### WORK TO DO
Extract every line that contains the word "this".

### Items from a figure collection

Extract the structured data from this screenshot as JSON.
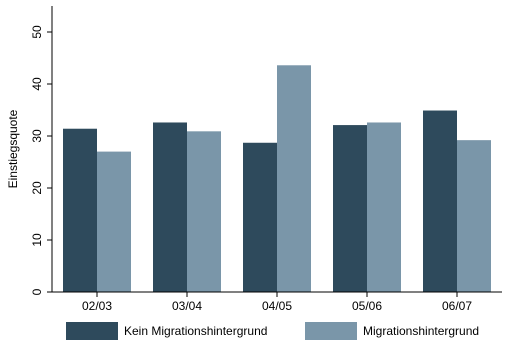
{
  "chart_data": {
    "type": "bar",
    "categories": [
      "02/03",
      "03/04",
      "04/05",
      "05/06",
      "06/07"
    ],
    "series": [
      {
        "name": "Kein Migrationshintergrund",
        "color": "#2e4a5c",
        "values": [
          31.4,
          32.6,
          28.7,
          32.1,
          34.9
        ]
      },
      {
        "name": "Migrationshintergrund",
        "color": "#7a96a9",
        "values": [
          27.0,
          30.9,
          43.6,
          32.6,
          29.2
        ]
      }
    ],
    "title": "",
    "xlabel": "",
    "ylabel": "Einstiegsquote",
    "ylim": [
      0,
      55
    ],
    "yticks": [
      0,
      10,
      20,
      30,
      40,
      50
    ],
    "grid": false,
    "legend_position": "bottom"
  }
}
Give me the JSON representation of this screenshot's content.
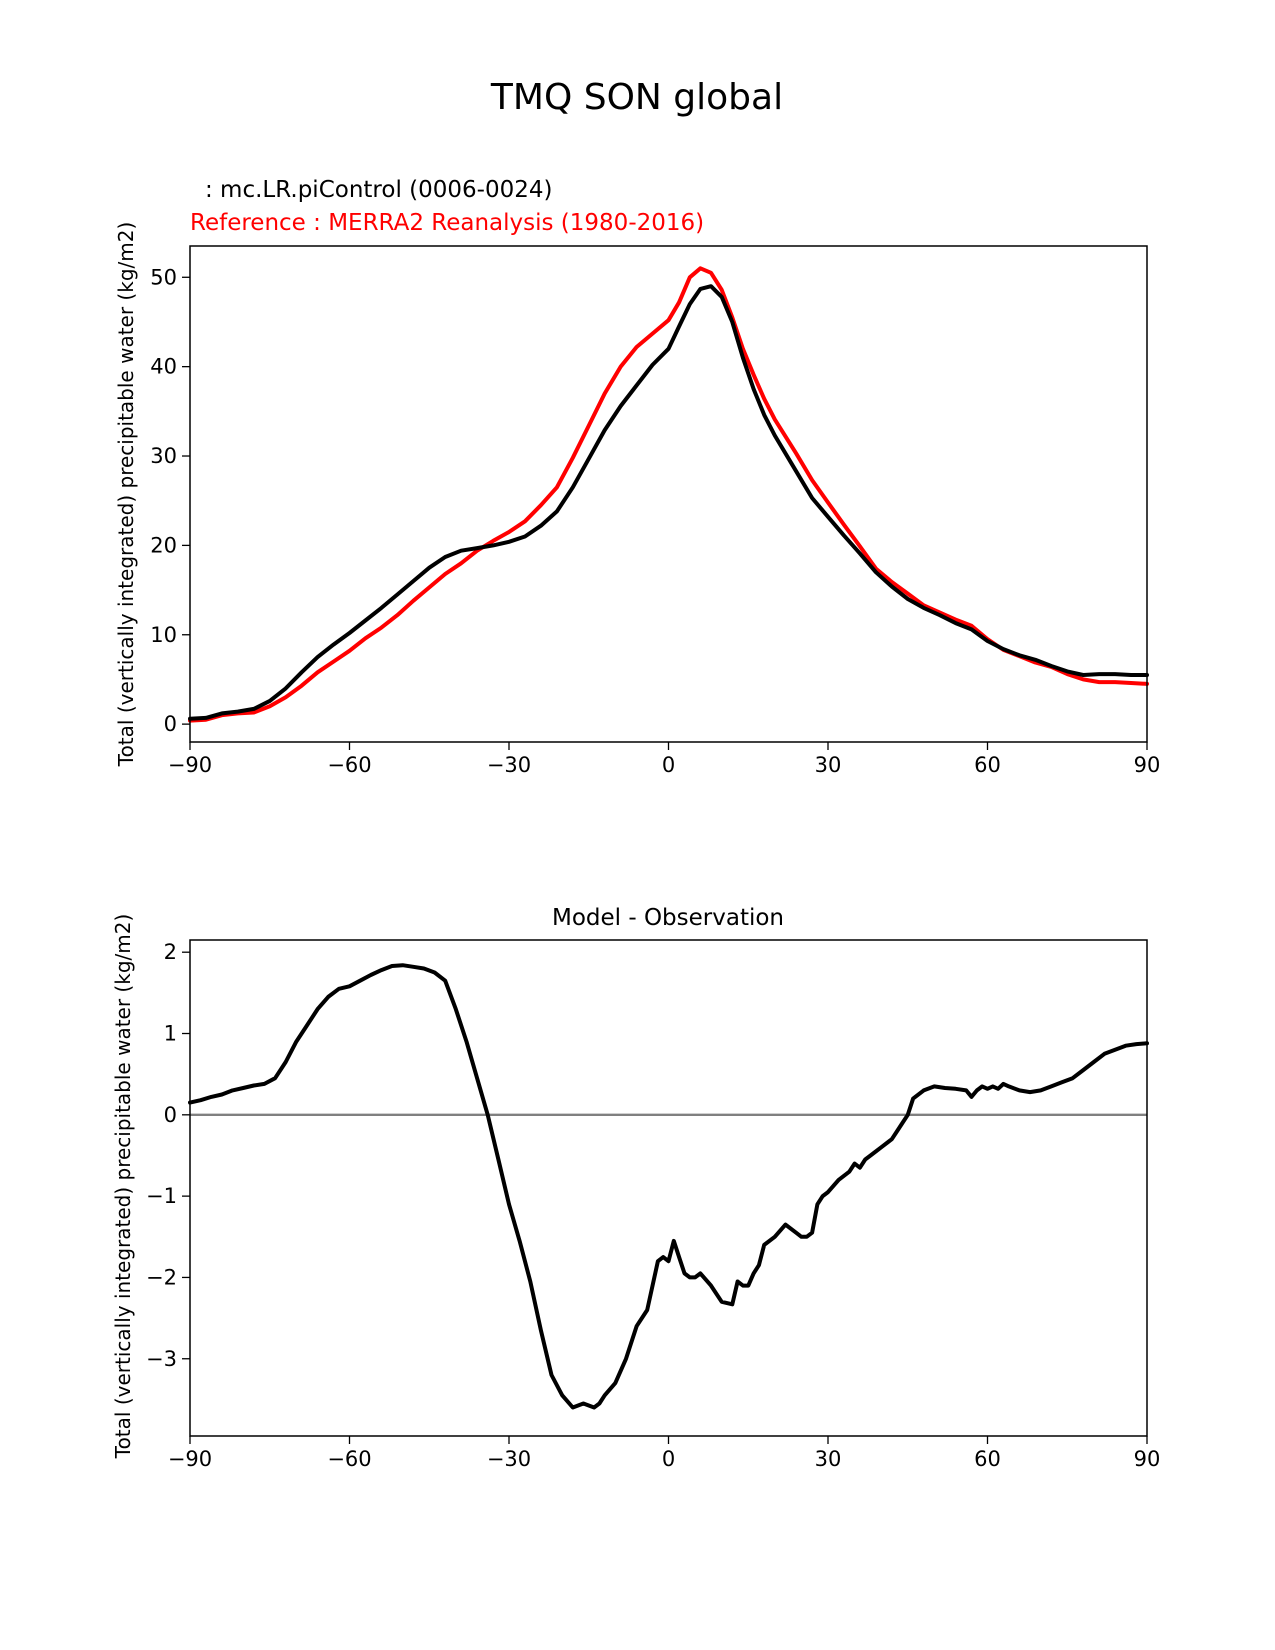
{
  "figure": {
    "suptitle": "TMQ SON global"
  },
  "chart_data": [
    {
      "type": "line",
      "title": "",
      "legend": [
        {
          "text": ": mc.LR.piControl (0006-0024)",
          "color": "#000000"
        },
        {
          "text": "Reference : MERRA2 Reanalysis (1980-2016)",
          "color": "#ff0000"
        }
      ],
      "xlabel": "",
      "ylabel": "Total (vertically integrated) precipitable water (kg/m2)",
      "xlim": [
        -90,
        90
      ],
      "ylim": [
        -2,
        53.5
      ],
      "xticks": [
        -90,
        -60,
        -30,
        0,
        30,
        60,
        90
      ],
      "xticklabels": [
        "−90",
        "−60",
        "−30",
        "0",
        "30",
        "60",
        "90"
      ],
      "yticks": [
        0,
        10,
        20,
        30,
        40,
        50
      ],
      "yticklabels": [
        "0",
        "10",
        "20",
        "30",
        "40",
        "50"
      ],
      "series": [
        {
          "name": "mc.LR.piControl (0006-0024)",
          "color": "#000000",
          "x": [
            -90,
            -87,
            -84,
            -81,
            -78,
            -75,
            -72,
            -69,
            -66,
            -63,
            -60,
            -57,
            -54,
            -51,
            -48,
            -45,
            -42,
            -39,
            -36,
            -33,
            -30,
            -27,
            -24,
            -21,
            -18,
            -15,
            -12,
            -9,
            -6,
            -3,
            0,
            2,
            4,
            6,
            8,
            10,
            12,
            14,
            16,
            18,
            20,
            24,
            27,
            30,
            33,
            36,
            39,
            42,
            45,
            48,
            51,
            54,
            57,
            60,
            63,
            66,
            69,
            72,
            75,
            78,
            81,
            84,
            87,
            90
          ],
          "y": [
            0.6,
            0.7,
            1.2,
            1.4,
            1.7,
            2.6,
            4.0,
            5.8,
            7.5,
            8.9,
            10.2,
            11.6,
            13.0,
            14.5,
            16.0,
            17.5,
            18.7,
            19.4,
            19.7,
            20.0,
            20.4,
            21.0,
            22.2,
            23.8,
            26.5,
            29.7,
            32.9,
            35.6,
            37.9,
            40.2,
            42.0,
            44.5,
            47.0,
            48.7,
            49.0,
            47.8,
            45.0,
            41.0,
            37.5,
            34.6,
            32.3,
            28.3,
            25.3,
            23.2,
            21.1,
            19.1,
            17.0,
            15.4,
            14.0,
            13.0,
            12.2,
            11.3,
            10.6,
            9.3,
            8.4,
            7.7,
            7.2,
            6.5,
            5.9,
            5.5,
            5.6,
            5.6,
            5.5,
            5.5
          ]
        },
        {
          "name": "Reference : MERRA2 Reanalysis (1980-2016)",
          "color": "#ff0000",
          "x": [
            -90,
            -87,
            -84,
            -81,
            -78,
            -75,
            -72,
            -69,
            -66,
            -63,
            -60,
            -57,
            -54,
            -51,
            -48,
            -45,
            -42,
            -39,
            -36,
            -33,
            -30,
            -27,
            -24,
            -21,
            -18,
            -15,
            -12,
            -9,
            -6,
            -3,
            0,
            2,
            4,
            6,
            8,
            10,
            12,
            14,
            16,
            18,
            20,
            24,
            27,
            30,
            33,
            36,
            39,
            42,
            45,
            48,
            51,
            54,
            57,
            60,
            63,
            66,
            69,
            72,
            75,
            78,
            81,
            84,
            87,
            90
          ],
          "y": [
            0.4,
            0.5,
            1.0,
            1.2,
            1.3,
            2.0,
            3.0,
            4.3,
            5.8,
            7.0,
            8.2,
            9.6,
            10.8,
            12.2,
            13.8,
            15.3,
            16.8,
            18.0,
            19.4,
            20.5,
            21.5,
            22.7,
            24.5,
            26.5,
            29.8,
            33.4,
            37.0,
            40.0,
            42.2,
            43.7,
            45.2,
            47.2,
            50.0,
            51.0,
            50.5,
            48.6,
            45.5,
            42.0,
            39.1,
            36.4,
            34.1,
            30.3,
            27.3,
            24.8,
            22.3,
            19.9,
            17.4,
            15.9,
            14.6,
            13.3,
            12.5,
            11.7,
            11.0,
            9.5,
            8.3,
            7.6,
            6.9,
            6.4,
            5.6,
            5.0,
            4.7,
            4.7,
            4.6,
            4.5
          ]
        }
      ]
    },
    {
      "type": "line",
      "title": "Model - Observation",
      "xlabel": "",
      "ylabel": "Total (vertically integrated) precipitable water (kg/m2)",
      "xlim": [
        -90,
        90
      ],
      "ylim": [
        -3.95,
        2.15
      ],
      "xticks": [
        -90,
        -60,
        -30,
        0,
        30,
        60,
        90
      ],
      "xticklabels": [
        "−90",
        "−60",
        "−30",
        "0",
        "30",
        "60",
        "90"
      ],
      "yticks": [
        -3,
        -2,
        -1,
        0,
        1,
        2
      ],
      "yticklabels": [
        "−3",
        "−2",
        "−1",
        "0",
        "1",
        "2"
      ],
      "reference_line": {
        "y": 0,
        "color": "#808080"
      },
      "series": [
        {
          "name": "Model - Observation",
          "color": "#000000",
          "x": [
            -90,
            -88,
            -86,
            -84,
            -82,
            -80,
            -78,
            -76,
            -74,
            -72,
            -70,
            -68,
            -66,
            -64,
            -62,
            -60,
            -58,
            -56,
            -54,
            -52,
            -50,
            -48,
            -46,
            -44,
            -42,
            -40,
            -38,
            -36,
            -34,
            -32,
            -30,
            -28,
            -26,
            -24,
            -22,
            -20,
            -18,
            -16,
            -14,
            -13,
            -12,
            -10,
            -8,
            -6,
            -4,
            -2,
            -1,
            0,
            1,
            2,
            3,
            4,
            5,
            6,
            8,
            10,
            12,
            13,
            14,
            15,
            16,
            17,
            18,
            20,
            22,
            24,
            25,
            26,
            27,
            28,
            29,
            30,
            32,
            34,
            35,
            36,
            37,
            38,
            39,
            40,
            42,
            43,
            44,
            45,
            46,
            48,
            50,
            52,
            54,
            56,
            57,
            58,
            59,
            60,
            61,
            62,
            63,
            64,
            66,
            68,
            70,
            72,
            74,
            76,
            78,
            80,
            82,
            84,
            86,
            88,
            90
          ],
          "y": [
            0.15,
            0.18,
            0.22,
            0.25,
            0.3,
            0.33,
            0.36,
            0.38,
            0.45,
            0.65,
            0.9,
            1.1,
            1.3,
            1.45,
            1.55,
            1.58,
            1.65,
            1.72,
            1.78,
            1.83,
            1.84,
            1.82,
            1.8,
            1.75,
            1.65,
            1.3,
            0.9,
            0.45,
            0.0,
            -0.55,
            -1.1,
            -1.55,
            -2.05,
            -2.65,
            -3.2,
            -3.45,
            -3.6,
            -3.55,
            -3.6,
            -3.55,
            -3.45,
            -3.3,
            -3.0,
            -2.6,
            -2.4,
            -1.8,
            -1.75,
            -1.8,
            -1.55,
            -1.75,
            -1.95,
            -2.0,
            -2.0,
            -1.95,
            -2.1,
            -2.3,
            -2.33,
            -2.05,
            -2.1,
            -2.1,
            -1.95,
            -1.85,
            -1.6,
            -1.5,
            -1.35,
            -1.45,
            -1.5,
            -1.5,
            -1.45,
            -1.1,
            -1.0,
            -0.95,
            -0.8,
            -0.7,
            -0.6,
            -0.65,
            -0.55,
            -0.5,
            -0.45,
            -0.4,
            -0.3,
            -0.2,
            -0.1,
            0.0,
            0.2,
            0.3,
            0.35,
            0.33,
            0.32,
            0.3,
            0.22,
            0.3,
            0.35,
            0.32,
            0.35,
            0.32,
            0.38,
            0.35,
            0.3,
            0.28,
            0.3,
            0.35,
            0.4,
            0.45,
            0.55,
            0.65,
            0.75,
            0.8,
            0.85,
            0.87,
            0.88
          ]
        }
      ]
    }
  ]
}
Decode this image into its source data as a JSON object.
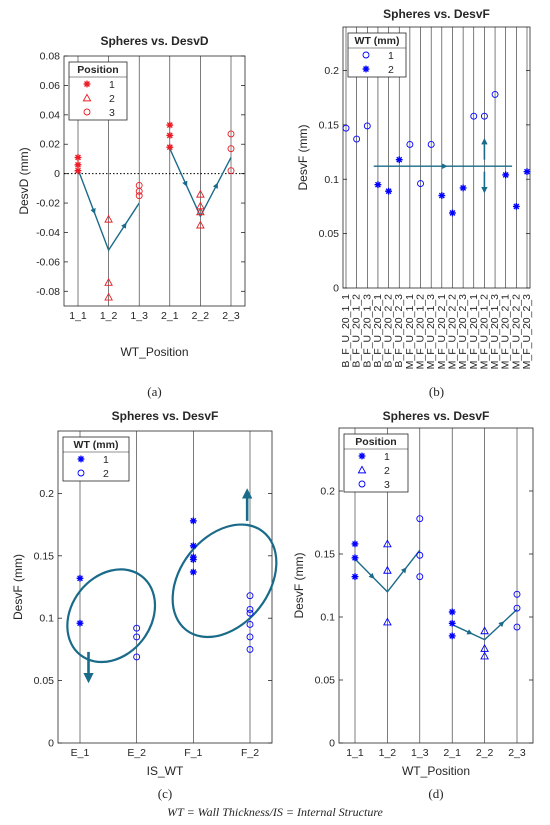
{
  "colors": {
    "red": "#ec1c24",
    "blue": "#0000ff",
    "teal": "#1a6b8a",
    "grid": "#262626"
  },
  "footnote": "WT = Wall Thickness/IS = Internal Structure",
  "chart_data": [
    {
      "panel": "(a)",
      "type": "scatter",
      "title": "Spheres vs. DesvD",
      "xlabel": "WT_Position",
      "ylabel": "DesvD (mm)",
      "categories": [
        "1_1",
        "1_2",
        "1_3",
        "2_1",
        "2_2",
        "2_3"
      ],
      "ylim": [
        -0.09,
        0.08
      ],
      "yticks": [
        -0.08,
        -0.06,
        -0.04,
        -0.02,
        0,
        0.02,
        0.04,
        0.06,
        0.08
      ],
      "ytick_labels": [
        "-0.08",
        "-0.06",
        "-0.04",
        "-0.02",
        "0",
        "0.02",
        "0.04",
        "0.06",
        "0.08"
      ],
      "legend": {
        "title": "Position",
        "location": "top-left"
      },
      "series": [
        {
          "name": "1",
          "marker": "star",
          "color": "red",
          "points": [
            [
              0,
              0.011
            ],
            [
              0,
              0.006
            ],
            [
              0,
              0.002
            ],
            [
              3,
              0.033
            ],
            [
              3,
              0.026
            ],
            [
              3,
              0.018
            ]
          ]
        },
        {
          "name": "2",
          "marker": "triangle",
          "color": "red",
          "points": [
            [
              1,
              -0.031
            ],
            [
              1,
              -0.074
            ],
            [
              1,
              -0.084
            ],
            [
              4,
              -0.014
            ],
            [
              4,
              -0.022
            ],
            [
              4,
              -0.026
            ],
            [
              4,
              -0.035
            ]
          ]
        },
        {
          "name": "3",
          "marker": "circle",
          "color": "red",
          "points": [
            [
              2,
              -0.008
            ],
            [
              2,
              -0.012
            ],
            [
              2,
              -0.015
            ],
            [
              5,
              0.027
            ],
            [
              5,
              0.017
            ],
            [
              5,
              0.002
            ]
          ]
        }
      ],
      "trend_lines": [
        {
          "points": [
            [
              0,
              0.003
            ],
            [
              1,
              -0.052
            ],
            [
              2,
              -0.02
            ]
          ]
        },
        {
          "points": [
            [
              3,
              0.017
            ],
            [
              4,
              -0.029
            ],
            [
              5,
              0.011
            ]
          ]
        }
      ],
      "reference_line": {
        "y": 0,
        "style": "dotted"
      }
    },
    {
      "panel": "(b)",
      "type": "scatter",
      "title": "Spheres vs. DesvF",
      "xlabel": "",
      "ylabel": "DesvF (mm)",
      "categories": [
        "B_F_U_20_1_1",
        "B_F_U_20_1_2",
        "B_F_U_20_1_3",
        "B_F_U_20_2_1",
        "B_F_U_20_2_2",
        "B_F_U_20_2_3",
        "M_F_U_20_1_1",
        "M_F_U_20_1_2",
        "M_F_U_20_1_3",
        "M_F_U_20_2_1",
        "M_F_U_20_2_2",
        "M_F_U_20_2_3",
        "M_F_U_20_1_1",
        "M_F_U_20_1_2",
        "M_F_U_20_1_3",
        "M_F_U_20_2_1",
        "M_F_U_20_2_2",
        "M_F_U_20_2_3"
      ],
      "ylim": [
        0,
        0.24
      ],
      "yticks": [
        0,
        0.05,
        0.1,
        0.15,
        0.2
      ],
      "ytick_labels": [
        "0",
        "0.05",
        "0.1",
        "0.15",
        "0.2"
      ],
      "legend": {
        "title": "WT (mm)",
        "location": "top-left"
      },
      "series": [
        {
          "name": "1",
          "marker": "circle",
          "color": "blue",
          "points": [
            [
              0,
              0.147
            ],
            [
              1,
              0.137
            ],
            [
              2,
              0.149
            ],
            [
              6,
              0.132
            ],
            [
              7,
              0.096
            ],
            [
              8,
              0.132
            ],
            [
              12,
              0.158
            ],
            [
              13,
              0.158
            ],
            [
              14,
              0.178
            ]
          ]
        },
        {
          "name": "2",
          "marker": "star",
          "color": "blue",
          "points": [
            [
              3,
              0.095
            ],
            [
              4,
              0.089
            ],
            [
              5,
              0.118
            ],
            [
              9,
              0.085
            ],
            [
              10,
              0.069
            ],
            [
              11,
              0.092
            ],
            [
              15,
              0.104
            ],
            [
              16,
              0.075
            ],
            [
              17,
              0.107
            ]
          ]
        }
      ],
      "trend_lines": [
        {
          "points": [
            [
              2.6,
              0.112
            ],
            [
              15.6,
              0.112
            ]
          ]
        }
      ],
      "arrows": [
        {
          "x": 13,
          "from": 0.118,
          "to": 0.135
        },
        {
          "x": 13,
          "from": 0.107,
          "to": 0.09
        }
      ]
    },
    {
      "panel": "(c)",
      "type": "scatter",
      "title": "Spheres vs. DesvF",
      "xlabel": "IS_WT",
      "ylabel": "DesvF (mm)",
      "categories": [
        "E_1",
        "E_2",
        "F_1",
        "F_2"
      ],
      "ylim": [
        0,
        0.25
      ],
      "yticks": [
        0,
        0.05,
        0.1,
        0.15,
        0.2
      ],
      "ytick_labels": [
        "0",
        "0.05",
        "0.1",
        "0.15",
        "0.2"
      ],
      "legend": {
        "title": "WT (mm)",
        "location": "top-left"
      },
      "series": [
        {
          "name": "1",
          "marker": "star",
          "color": "blue",
          "points": [
            [
              0,
              0.132
            ],
            [
              0,
              0.096
            ],
            [
              2,
              0.178
            ],
            [
              2,
              0.158
            ],
            [
              2,
              0.149
            ],
            [
              2,
              0.147
            ],
            [
              2,
              0.137
            ]
          ]
        },
        {
          "name": "2",
          "marker": "circle",
          "color": "blue",
          "points": [
            [
              1,
              0.092
            ],
            [
              1,
              0.085
            ],
            [
              1,
              0.069
            ],
            [
              3,
              0.118
            ],
            [
              3,
              0.107
            ],
            [
              3,
              0.104
            ],
            [
              3,
              0.095
            ],
            [
              3,
              0.085
            ],
            [
              3,
              0.075
            ]
          ]
        }
      ],
      "ellipses": [
        {
          "cx": 0.55,
          "cy": 0.102,
          "rx": 0.7,
          "ry": 0.04,
          "rotate": 38
        },
        {
          "cx": 2.55,
          "cy": 0.13,
          "rx": 0.78,
          "ry": 0.05,
          "rotate": 38
        }
      ],
      "arrows": [
        {
          "x": 0.15,
          "from": 0.073,
          "to": 0.052
        },
        {
          "x": 2.95,
          "from": 0.178,
          "to": 0.2
        }
      ]
    },
    {
      "panel": "(d)",
      "type": "scatter",
      "title": "Spheres vs. DesvF",
      "xlabel": "WT_Position",
      "ylabel": "DesvF (mm)",
      "categories": [
        "1_1",
        "1_2",
        "1_3",
        "2_1",
        "2_2",
        "2_3"
      ],
      "ylim": [
        0,
        0.25
      ],
      "yticks": [
        0,
        0.05,
        0.1,
        0.15,
        0.2
      ],
      "ytick_labels": [
        "0",
        "0.05",
        "0.1",
        "0.15",
        "0.2"
      ],
      "legend": {
        "title": "Position",
        "location": "top-left"
      },
      "series": [
        {
          "name": "1",
          "marker": "star",
          "color": "blue",
          "points": [
            [
              0,
              0.158
            ],
            [
              0,
              0.147
            ],
            [
              0,
              0.132
            ],
            [
              3,
              0.104
            ],
            [
              3,
              0.095
            ],
            [
              3,
              0.085
            ]
          ]
        },
        {
          "name": "2",
          "marker": "triangle",
          "color": "blue",
          "points": [
            [
              1,
              0.158
            ],
            [
              1,
              0.137
            ],
            [
              1,
              0.096
            ],
            [
              4,
              0.089
            ],
            [
              4,
              0.075
            ],
            [
              4,
              0.069
            ]
          ]
        },
        {
          "name": "3",
          "marker": "circle",
          "color": "blue",
          "points": [
            [
              2,
              0.178
            ],
            [
              2,
              0.149
            ],
            [
              2,
              0.132
            ],
            [
              5,
              0.118
            ],
            [
              5,
              0.107
            ],
            [
              5,
              0.092
            ]
          ]
        }
      ],
      "trend_lines": [
        {
          "points": [
            [
              0,
              0.146
            ],
            [
              1,
              0.12
            ],
            [
              2,
              0.153
            ]
          ]
        },
        {
          "points": [
            [
              3,
              0.094
            ],
            [
              4,
              0.082
            ],
            [
              5,
              0.106
            ]
          ]
        }
      ]
    }
  ]
}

### ANSWER TO THE EXERCISE
Extract the structured data from this screenshot as JSON.
Give me the JSON representation of this screenshot's content.
Decode this image into its source data as a JSON object.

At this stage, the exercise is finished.